Material for the task
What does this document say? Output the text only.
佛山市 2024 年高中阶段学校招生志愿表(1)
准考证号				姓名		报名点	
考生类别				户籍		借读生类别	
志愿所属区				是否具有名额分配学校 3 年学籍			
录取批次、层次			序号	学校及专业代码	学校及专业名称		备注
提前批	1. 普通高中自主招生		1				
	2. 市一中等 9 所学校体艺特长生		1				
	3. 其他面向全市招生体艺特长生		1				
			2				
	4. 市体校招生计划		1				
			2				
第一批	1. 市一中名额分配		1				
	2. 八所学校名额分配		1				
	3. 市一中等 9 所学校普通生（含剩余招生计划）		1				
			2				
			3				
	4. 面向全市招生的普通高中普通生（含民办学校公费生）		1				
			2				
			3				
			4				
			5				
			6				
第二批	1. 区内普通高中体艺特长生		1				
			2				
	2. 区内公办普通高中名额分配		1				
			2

Short exercise
Copy every line of the material, please, keeping it exactly the same.

Solution to the exercise
What does this document say? Output the text only.
佛山市 2024 年高中阶段学校招生志愿表(1)
准考证号				姓名		报名点	
考生类别				户籍		借读生类别	
志愿所属区				是否具有名额分配学校 3 年学籍			
录取批次、层次			序号	学校及专业代码	学校及专业名称		备注
提前批	1. 普通高中自主招生		1				
	2. 市一中等 9 所学校体艺特长生		1				
	3. 其他面向全市招生体艺特长生		1				
			2				
	4. 市体校招生计划		1				
			2				
第一批	1. 市一中名额分配		1				
	2. 八所学校名额分配		1				
	3. 市一中等 9 所学校普通生（含剩余招生计划）		1				
			2				
			3				
	4. 面向全市招生的普通高中普通生（含民办学校公费生）		1				
			2				
			3				
			4				
			5				
			6				
第二批	1. 区内普通高中体艺特长生		1				
			2				
	2. 区内公办普通高中名额分配		1				
			2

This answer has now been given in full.